━━ Source material ━━

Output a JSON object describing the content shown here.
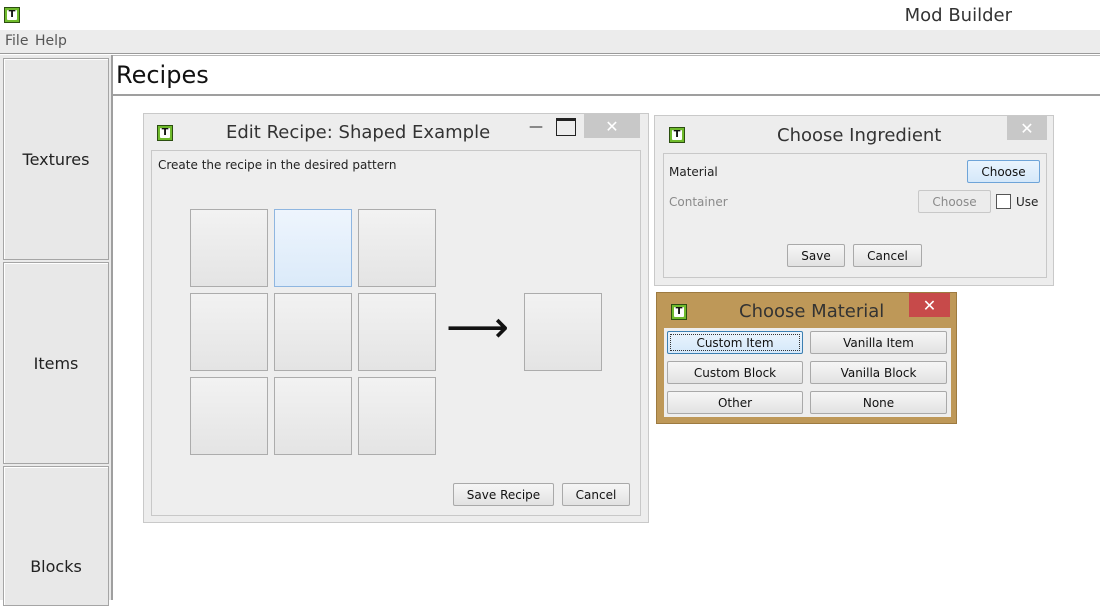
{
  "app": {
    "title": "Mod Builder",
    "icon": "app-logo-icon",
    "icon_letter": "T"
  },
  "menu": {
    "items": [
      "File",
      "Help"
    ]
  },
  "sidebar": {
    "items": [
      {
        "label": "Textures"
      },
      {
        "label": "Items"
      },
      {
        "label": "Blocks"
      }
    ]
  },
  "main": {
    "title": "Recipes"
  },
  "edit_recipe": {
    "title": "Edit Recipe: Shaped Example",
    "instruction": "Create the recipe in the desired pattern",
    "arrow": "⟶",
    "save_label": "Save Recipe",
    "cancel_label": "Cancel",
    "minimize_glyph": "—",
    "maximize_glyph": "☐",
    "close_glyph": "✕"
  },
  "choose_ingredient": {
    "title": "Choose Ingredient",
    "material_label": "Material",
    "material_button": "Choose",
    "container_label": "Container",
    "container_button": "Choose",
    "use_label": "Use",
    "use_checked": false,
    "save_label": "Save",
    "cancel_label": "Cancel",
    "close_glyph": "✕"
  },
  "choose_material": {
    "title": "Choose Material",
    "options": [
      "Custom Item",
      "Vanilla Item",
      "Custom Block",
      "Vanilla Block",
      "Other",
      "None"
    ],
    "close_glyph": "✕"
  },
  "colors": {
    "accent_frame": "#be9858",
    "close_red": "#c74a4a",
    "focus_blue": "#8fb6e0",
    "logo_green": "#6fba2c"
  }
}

━━━
━━ Source material ━━

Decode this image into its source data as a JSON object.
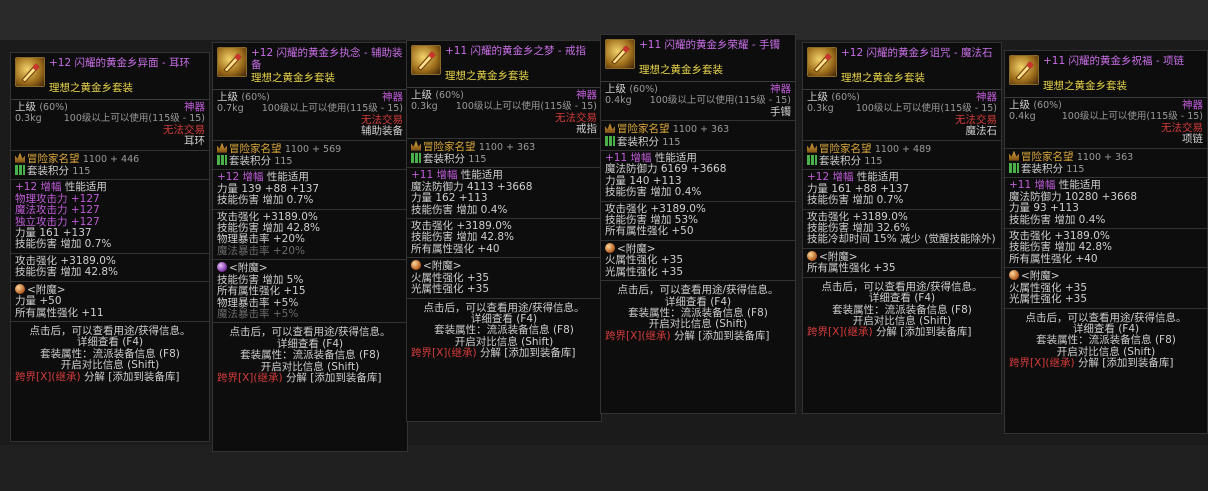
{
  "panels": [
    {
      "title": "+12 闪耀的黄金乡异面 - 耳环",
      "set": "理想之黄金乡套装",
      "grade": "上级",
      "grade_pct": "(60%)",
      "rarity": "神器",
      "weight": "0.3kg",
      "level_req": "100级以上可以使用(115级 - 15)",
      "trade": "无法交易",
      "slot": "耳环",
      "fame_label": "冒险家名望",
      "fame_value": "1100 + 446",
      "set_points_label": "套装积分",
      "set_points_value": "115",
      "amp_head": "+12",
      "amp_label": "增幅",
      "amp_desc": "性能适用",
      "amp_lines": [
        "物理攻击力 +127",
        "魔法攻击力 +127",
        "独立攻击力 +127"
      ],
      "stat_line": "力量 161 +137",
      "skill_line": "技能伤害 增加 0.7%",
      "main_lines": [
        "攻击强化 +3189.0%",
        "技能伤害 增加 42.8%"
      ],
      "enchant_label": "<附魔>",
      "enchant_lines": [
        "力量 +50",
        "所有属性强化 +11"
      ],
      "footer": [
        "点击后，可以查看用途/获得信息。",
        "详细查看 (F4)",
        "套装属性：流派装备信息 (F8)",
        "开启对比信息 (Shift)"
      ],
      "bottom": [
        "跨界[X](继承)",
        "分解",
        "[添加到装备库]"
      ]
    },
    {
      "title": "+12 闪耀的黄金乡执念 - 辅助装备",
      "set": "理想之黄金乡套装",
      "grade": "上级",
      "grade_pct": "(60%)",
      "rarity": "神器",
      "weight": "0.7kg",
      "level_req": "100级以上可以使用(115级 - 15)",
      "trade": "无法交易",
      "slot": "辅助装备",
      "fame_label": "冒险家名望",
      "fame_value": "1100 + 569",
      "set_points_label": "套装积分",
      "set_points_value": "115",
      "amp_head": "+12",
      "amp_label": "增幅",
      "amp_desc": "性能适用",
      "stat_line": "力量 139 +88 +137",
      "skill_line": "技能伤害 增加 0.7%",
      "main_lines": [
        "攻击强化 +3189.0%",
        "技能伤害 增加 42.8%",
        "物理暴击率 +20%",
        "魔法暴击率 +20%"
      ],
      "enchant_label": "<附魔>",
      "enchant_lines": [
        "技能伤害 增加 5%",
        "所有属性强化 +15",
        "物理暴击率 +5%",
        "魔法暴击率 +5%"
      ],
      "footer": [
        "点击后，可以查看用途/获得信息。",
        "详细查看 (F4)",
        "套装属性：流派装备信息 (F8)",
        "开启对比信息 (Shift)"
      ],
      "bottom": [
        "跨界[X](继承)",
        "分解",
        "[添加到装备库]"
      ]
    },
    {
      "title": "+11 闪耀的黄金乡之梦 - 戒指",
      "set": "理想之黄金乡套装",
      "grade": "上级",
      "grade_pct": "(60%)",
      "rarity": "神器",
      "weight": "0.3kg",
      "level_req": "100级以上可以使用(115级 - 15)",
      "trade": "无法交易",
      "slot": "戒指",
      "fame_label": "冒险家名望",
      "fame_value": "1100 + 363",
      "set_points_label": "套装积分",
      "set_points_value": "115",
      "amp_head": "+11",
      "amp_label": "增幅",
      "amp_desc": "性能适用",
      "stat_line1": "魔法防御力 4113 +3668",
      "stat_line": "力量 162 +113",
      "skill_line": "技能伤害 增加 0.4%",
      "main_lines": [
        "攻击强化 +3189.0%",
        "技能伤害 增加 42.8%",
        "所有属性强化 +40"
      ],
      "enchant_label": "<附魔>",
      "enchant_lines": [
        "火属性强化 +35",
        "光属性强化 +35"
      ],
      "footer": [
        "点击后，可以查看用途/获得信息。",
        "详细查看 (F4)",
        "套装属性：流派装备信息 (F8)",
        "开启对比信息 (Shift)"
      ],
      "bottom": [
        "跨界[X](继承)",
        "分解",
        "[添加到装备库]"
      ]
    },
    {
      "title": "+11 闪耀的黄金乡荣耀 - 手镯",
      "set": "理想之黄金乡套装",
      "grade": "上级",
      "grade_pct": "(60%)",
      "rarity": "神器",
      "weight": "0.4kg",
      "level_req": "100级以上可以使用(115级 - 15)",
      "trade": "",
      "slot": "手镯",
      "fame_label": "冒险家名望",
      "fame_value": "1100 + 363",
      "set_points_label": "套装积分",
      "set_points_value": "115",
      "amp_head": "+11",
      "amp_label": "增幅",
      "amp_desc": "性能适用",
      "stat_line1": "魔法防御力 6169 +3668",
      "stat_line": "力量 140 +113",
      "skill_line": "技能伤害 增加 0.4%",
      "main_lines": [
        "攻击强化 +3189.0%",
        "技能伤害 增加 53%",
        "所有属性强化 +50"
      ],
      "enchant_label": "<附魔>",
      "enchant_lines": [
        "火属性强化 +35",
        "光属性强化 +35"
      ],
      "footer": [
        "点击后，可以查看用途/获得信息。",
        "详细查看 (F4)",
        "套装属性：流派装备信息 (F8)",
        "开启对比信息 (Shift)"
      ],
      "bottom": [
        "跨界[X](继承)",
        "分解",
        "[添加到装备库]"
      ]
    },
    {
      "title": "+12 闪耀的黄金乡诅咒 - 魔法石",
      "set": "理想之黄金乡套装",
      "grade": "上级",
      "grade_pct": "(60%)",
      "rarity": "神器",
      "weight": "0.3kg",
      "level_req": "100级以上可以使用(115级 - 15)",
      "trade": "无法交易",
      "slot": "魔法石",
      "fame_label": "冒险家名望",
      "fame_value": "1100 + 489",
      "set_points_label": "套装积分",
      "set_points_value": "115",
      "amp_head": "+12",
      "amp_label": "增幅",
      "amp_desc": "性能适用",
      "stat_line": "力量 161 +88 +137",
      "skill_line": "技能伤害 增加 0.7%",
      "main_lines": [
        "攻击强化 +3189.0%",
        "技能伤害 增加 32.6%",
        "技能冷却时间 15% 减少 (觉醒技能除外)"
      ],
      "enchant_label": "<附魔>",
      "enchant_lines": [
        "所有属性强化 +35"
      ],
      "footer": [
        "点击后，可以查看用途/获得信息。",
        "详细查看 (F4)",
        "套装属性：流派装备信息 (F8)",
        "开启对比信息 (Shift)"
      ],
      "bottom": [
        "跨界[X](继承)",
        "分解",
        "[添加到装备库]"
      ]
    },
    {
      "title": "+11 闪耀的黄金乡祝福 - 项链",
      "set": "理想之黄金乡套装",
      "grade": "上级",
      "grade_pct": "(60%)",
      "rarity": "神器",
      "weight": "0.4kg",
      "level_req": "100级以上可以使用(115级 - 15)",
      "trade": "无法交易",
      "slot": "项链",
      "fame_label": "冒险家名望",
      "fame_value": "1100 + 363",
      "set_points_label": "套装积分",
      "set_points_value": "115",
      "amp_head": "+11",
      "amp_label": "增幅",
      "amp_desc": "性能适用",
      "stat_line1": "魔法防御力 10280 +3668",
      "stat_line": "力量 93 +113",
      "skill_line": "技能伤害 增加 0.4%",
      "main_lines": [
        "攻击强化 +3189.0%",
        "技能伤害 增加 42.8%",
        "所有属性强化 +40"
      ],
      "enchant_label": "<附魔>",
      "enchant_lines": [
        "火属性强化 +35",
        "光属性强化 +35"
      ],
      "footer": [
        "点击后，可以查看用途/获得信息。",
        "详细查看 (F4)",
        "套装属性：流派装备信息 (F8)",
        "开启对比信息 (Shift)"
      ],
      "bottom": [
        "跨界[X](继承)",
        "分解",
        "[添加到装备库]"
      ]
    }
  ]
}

━━━

* [Aim of the exercise]
Report only the number of lines that hold the string "object" in this listing.

* [Correct answer]
2